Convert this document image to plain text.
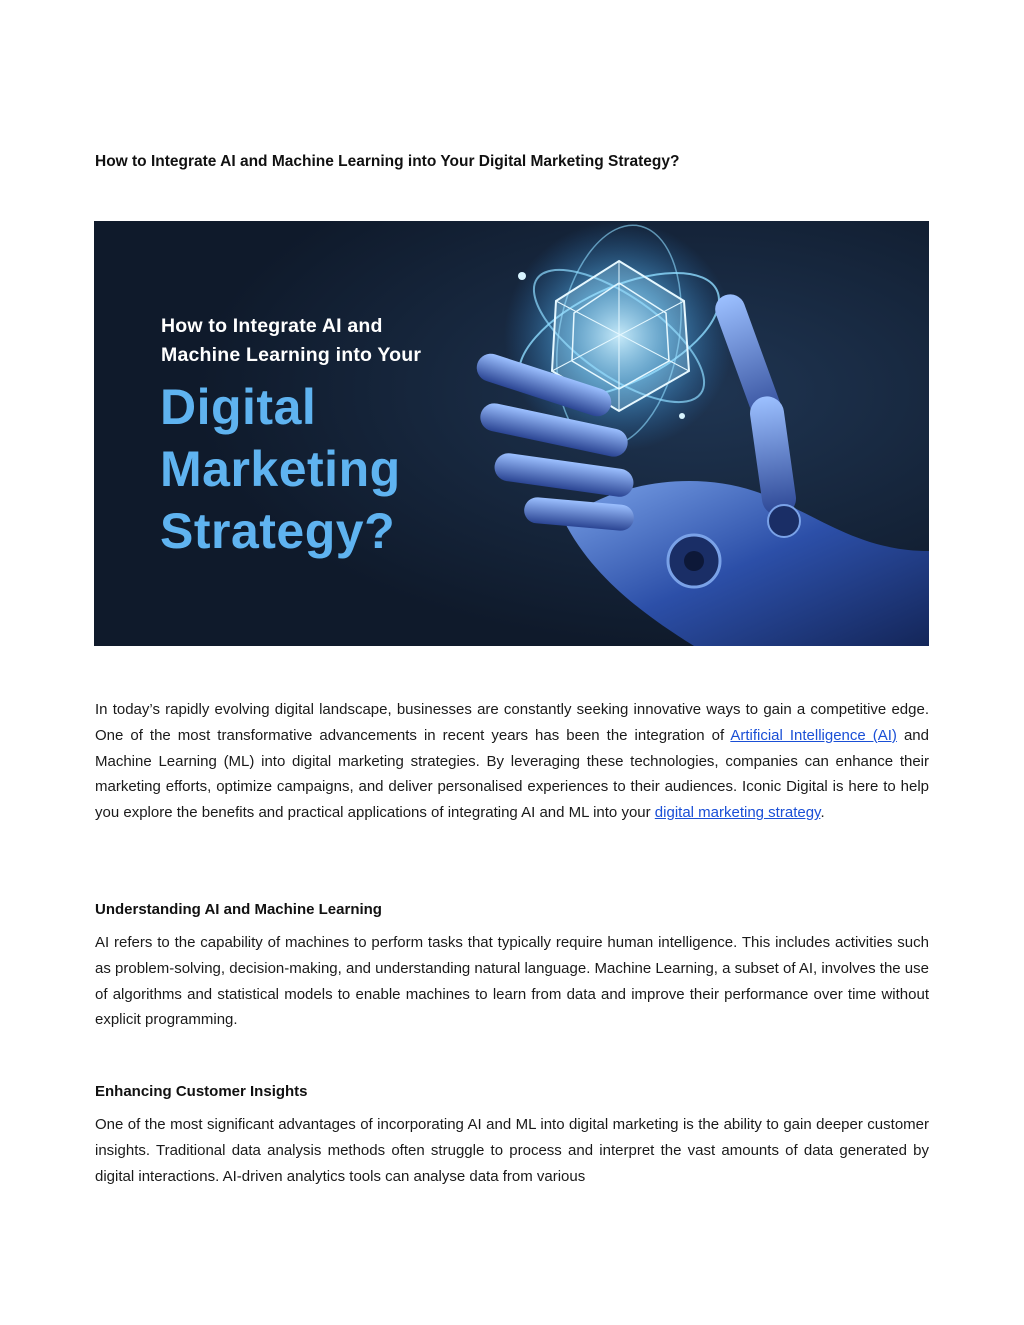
How to Integrate AI and Machine Learning into Your Digital Marketing Strategy?
How to Integrate AI and
Machine Learning into Your
Digital
Marketing
Strategy?

In today’s rapidly evolving digital landscape, businesses are constantly seeking innovative ways to gain a competitive edge. One of the most transformative advancements in recent years has been the integration of Artificial Intelligence (AI) and Machine Learning (ML) into digital marketing strategies. By leveraging these technologies, companies can enhance their marketing efforts, optimize campaigns, and deliver personalised experiences to their audiences. Iconic Digital is here to help you explore the benefits and practical applications of integrating AI and ML into your digital marketing strategy.

Understanding AI and Machine Learning

AI refers to the capability of machines to perform tasks that typically require human intelligence. This includes activities such as problem-solving, decision-making, and understanding natural language. Machine Learning, a subset of AI, involves the use of algorithms and statistical models to enable machines to learn from data and improve their performance over time without explicit programming.

Enhancing Customer Insights

One of the most significant advantages of incorporating AI and ML into digital marketing is the ability to gain deeper customer insights. Traditional data analysis methods often struggle to process and interpret the vast amounts of data generated by digital interactions. AI-driven analytics tools can analyse data from various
====
INSTRUCTION >> Quote the records in their entirety, keeping the wording exact and excluding pictures.

FULL SOLUTION >>
Convert this document image to plain text.
How to Integrate AI and Machine Learning into Your Digital Marketing Strategy?
How to Integrate AI and
Machine Learning into Your
Digital
Marketing
Strategy?

In today’s rapidly evolving digital landscape, businesses are constantly seeking innovative ways to gain a competitive edge. One of the most transformative advancements in recent years has been the integration of Artificial Intelligence (AI) and Machine Learning (ML) into digital marketing strategies. By leveraging these technologies, companies can enhance their marketing efforts, optimize campaigns, and deliver personalised experiences to their audiences. Iconic Digital is here to help you explore the benefits and practical applications of integrating AI and ML into your digital marketing strategy.

Understanding AI and Machine Learning

AI refers to the capability of machines to perform tasks that typically require human intelligence. This includes activities such as problem-solving, decision-making, and understanding natural language. Machine Learning, a subset of AI, involves the use of algorithms and statistical models to enable machines to learn from data and improve their performance over time without explicit programming.

Enhancing Customer Insights

One of the most significant advantages of incorporating AI and ML into digital marketing is the ability to gain deeper customer insights. Traditional data analysis methods often struggle to process and interpret the vast amounts of data generated by digital interactions. AI-driven analytics tools can analyse data from various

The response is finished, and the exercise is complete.